◆ GIVEN DATA ◆

* * * * * * * * *

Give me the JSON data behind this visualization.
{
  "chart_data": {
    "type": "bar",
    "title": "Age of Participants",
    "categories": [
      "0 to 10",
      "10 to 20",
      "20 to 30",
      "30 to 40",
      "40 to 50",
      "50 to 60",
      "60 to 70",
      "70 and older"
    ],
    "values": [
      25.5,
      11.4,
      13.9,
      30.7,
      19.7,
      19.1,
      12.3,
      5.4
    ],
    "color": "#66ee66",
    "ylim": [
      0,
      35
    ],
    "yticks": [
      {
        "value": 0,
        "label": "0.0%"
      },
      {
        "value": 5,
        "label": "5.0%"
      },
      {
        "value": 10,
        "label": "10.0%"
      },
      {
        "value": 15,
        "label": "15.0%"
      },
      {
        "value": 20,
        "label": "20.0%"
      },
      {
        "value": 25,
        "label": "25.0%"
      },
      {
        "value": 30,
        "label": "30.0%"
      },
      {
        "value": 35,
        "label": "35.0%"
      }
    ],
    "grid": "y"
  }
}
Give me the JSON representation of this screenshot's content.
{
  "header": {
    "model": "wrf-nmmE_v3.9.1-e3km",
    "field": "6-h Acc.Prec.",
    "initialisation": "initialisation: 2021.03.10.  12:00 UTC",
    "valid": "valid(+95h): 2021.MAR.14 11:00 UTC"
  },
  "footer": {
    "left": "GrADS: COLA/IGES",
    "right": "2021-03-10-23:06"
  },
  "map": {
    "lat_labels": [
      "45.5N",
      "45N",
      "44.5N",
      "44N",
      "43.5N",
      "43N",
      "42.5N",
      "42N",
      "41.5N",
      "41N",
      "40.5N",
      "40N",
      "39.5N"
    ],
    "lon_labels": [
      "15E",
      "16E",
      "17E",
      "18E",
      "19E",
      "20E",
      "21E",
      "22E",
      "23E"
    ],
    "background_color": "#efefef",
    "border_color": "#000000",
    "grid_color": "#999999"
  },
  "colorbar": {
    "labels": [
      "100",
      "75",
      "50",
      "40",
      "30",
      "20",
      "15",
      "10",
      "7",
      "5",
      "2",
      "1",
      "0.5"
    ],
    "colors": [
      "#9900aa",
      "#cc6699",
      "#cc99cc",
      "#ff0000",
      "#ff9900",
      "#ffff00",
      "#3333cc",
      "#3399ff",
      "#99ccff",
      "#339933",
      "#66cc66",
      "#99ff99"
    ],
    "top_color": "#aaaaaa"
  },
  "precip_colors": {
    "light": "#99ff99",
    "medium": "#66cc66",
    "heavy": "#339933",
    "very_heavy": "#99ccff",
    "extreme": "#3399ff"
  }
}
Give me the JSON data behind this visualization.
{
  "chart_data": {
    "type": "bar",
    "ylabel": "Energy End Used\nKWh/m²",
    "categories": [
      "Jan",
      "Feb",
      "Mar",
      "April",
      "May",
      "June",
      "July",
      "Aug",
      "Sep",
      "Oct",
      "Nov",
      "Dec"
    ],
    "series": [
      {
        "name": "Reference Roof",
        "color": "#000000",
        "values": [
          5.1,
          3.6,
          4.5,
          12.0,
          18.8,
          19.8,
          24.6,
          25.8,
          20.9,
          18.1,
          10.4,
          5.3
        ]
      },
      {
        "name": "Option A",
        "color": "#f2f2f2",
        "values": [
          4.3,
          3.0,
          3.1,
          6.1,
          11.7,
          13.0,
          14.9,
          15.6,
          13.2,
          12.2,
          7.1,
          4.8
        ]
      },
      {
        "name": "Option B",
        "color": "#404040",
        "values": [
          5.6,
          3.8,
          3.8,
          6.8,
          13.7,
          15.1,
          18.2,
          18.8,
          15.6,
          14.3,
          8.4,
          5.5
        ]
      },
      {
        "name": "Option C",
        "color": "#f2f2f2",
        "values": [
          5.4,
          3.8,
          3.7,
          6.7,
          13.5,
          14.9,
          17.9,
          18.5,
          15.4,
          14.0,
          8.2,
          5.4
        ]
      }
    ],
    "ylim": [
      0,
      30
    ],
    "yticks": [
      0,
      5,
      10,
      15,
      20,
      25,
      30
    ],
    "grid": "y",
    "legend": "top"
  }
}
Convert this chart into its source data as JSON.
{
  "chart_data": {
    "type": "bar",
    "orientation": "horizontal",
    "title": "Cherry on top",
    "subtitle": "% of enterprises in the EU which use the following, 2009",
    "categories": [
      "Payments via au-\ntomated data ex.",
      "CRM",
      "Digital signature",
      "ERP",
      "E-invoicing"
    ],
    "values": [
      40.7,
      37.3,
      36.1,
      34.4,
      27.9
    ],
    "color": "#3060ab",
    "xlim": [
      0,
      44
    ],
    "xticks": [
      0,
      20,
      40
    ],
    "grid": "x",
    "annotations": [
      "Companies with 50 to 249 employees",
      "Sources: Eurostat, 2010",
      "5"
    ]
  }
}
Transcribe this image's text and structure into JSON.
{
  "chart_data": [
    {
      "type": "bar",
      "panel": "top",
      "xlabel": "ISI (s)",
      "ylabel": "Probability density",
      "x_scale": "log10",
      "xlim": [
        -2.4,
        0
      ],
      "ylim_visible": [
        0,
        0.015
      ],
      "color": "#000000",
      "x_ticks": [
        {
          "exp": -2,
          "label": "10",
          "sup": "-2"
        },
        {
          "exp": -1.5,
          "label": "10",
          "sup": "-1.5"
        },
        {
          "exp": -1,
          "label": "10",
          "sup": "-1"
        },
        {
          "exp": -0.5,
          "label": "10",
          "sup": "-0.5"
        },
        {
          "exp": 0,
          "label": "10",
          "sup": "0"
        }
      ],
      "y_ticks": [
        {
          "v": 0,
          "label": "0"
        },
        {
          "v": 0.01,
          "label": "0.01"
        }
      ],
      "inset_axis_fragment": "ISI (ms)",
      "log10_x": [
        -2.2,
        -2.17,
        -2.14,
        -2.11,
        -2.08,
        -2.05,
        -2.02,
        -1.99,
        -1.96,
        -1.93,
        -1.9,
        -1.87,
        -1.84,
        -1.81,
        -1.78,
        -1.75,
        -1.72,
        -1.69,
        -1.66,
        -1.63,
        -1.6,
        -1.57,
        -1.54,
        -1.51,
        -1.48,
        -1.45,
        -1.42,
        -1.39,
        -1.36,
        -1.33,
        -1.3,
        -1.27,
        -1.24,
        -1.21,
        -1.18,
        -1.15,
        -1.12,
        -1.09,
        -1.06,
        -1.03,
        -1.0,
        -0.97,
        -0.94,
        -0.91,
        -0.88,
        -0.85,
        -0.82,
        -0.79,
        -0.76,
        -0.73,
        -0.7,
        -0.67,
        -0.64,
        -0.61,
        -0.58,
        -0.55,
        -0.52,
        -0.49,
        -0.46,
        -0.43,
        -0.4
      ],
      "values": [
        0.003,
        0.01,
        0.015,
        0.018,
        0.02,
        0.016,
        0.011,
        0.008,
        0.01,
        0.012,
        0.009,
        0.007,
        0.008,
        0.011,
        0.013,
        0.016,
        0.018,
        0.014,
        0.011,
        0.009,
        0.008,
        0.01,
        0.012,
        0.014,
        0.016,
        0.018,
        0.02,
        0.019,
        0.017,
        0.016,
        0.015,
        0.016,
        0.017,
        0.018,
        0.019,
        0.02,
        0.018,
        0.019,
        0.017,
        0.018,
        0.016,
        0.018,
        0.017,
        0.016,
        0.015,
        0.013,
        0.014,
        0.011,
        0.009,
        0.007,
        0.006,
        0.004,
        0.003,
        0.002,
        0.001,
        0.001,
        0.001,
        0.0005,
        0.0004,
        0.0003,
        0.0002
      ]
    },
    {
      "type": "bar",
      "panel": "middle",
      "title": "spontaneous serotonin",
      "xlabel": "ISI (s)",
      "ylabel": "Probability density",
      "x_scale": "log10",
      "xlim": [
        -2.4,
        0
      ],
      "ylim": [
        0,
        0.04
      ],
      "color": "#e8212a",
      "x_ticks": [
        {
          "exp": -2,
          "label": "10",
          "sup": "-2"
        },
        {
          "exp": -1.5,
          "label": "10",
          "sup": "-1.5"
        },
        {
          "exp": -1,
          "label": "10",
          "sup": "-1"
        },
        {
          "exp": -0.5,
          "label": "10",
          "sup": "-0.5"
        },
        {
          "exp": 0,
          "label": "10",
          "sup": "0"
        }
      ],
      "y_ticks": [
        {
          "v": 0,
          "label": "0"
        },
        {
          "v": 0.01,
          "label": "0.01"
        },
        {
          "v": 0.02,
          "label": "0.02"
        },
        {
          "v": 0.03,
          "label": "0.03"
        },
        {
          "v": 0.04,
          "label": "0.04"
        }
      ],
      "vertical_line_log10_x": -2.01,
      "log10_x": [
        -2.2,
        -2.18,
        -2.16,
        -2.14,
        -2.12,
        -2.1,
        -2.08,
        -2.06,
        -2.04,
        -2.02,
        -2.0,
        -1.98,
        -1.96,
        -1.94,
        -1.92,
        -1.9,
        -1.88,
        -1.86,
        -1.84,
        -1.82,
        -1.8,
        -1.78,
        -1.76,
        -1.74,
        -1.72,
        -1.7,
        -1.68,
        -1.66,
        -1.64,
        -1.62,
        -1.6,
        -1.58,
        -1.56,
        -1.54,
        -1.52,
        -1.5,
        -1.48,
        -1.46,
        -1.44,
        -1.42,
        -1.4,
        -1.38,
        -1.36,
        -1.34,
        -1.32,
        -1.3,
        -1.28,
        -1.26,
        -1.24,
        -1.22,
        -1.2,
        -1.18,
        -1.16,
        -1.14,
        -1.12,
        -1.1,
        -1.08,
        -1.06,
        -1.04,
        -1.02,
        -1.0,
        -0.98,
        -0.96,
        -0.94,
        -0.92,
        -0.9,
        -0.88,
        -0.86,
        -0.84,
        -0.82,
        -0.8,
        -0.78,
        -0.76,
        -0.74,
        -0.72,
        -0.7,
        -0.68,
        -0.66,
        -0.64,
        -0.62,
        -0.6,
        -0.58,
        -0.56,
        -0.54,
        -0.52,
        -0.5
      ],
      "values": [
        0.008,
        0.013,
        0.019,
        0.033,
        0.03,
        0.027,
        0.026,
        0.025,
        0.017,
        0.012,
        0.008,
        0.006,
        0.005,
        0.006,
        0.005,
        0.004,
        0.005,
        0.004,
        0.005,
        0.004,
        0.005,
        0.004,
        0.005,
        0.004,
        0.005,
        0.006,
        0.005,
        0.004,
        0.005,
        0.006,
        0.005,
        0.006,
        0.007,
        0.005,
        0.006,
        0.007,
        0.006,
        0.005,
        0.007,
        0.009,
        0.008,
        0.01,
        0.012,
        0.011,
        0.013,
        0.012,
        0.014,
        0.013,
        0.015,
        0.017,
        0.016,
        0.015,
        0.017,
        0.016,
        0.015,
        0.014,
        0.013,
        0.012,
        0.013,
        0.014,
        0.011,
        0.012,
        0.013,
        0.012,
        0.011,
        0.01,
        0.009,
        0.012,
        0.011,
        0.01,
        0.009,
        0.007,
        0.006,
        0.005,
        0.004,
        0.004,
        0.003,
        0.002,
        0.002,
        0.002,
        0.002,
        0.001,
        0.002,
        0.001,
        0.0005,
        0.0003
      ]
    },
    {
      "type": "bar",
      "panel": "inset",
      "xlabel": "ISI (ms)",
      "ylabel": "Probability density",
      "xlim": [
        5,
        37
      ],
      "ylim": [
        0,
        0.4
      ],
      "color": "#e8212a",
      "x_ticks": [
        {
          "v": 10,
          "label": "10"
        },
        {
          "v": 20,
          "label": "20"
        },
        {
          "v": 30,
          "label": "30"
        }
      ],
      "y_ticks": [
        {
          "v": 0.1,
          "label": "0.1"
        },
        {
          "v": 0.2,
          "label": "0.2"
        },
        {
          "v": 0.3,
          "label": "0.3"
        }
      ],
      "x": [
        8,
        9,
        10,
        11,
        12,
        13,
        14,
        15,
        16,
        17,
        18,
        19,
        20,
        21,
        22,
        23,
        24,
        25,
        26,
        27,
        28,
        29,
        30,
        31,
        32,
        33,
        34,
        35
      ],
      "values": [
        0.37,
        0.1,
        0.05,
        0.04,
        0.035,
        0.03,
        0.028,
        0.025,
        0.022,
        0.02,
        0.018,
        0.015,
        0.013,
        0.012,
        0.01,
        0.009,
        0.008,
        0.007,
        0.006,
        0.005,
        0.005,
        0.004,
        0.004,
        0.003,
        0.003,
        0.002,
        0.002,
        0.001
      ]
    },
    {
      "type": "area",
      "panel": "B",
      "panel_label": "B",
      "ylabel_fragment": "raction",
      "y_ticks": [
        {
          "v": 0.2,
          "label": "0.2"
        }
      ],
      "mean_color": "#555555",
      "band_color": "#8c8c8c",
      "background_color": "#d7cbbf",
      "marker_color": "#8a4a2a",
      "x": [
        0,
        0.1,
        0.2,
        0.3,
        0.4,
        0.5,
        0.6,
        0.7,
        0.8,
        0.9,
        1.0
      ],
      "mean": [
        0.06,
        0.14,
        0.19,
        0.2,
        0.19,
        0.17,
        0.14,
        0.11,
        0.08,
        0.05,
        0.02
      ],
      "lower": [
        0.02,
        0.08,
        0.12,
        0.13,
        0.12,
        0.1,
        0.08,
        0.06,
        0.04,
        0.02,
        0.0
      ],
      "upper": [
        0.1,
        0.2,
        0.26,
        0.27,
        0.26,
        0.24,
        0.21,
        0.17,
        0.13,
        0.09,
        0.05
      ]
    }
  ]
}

* * * * * * * * *

◆ AIM OF THE EXERCISE ◆
Scan the entries above for the word "name" and collect each line holding it.

◆ TASK OUTPUT ◆
        "name": "Reference Roof",
        "name": "Option A",
        "name": "Option B",
        "name": "Option C",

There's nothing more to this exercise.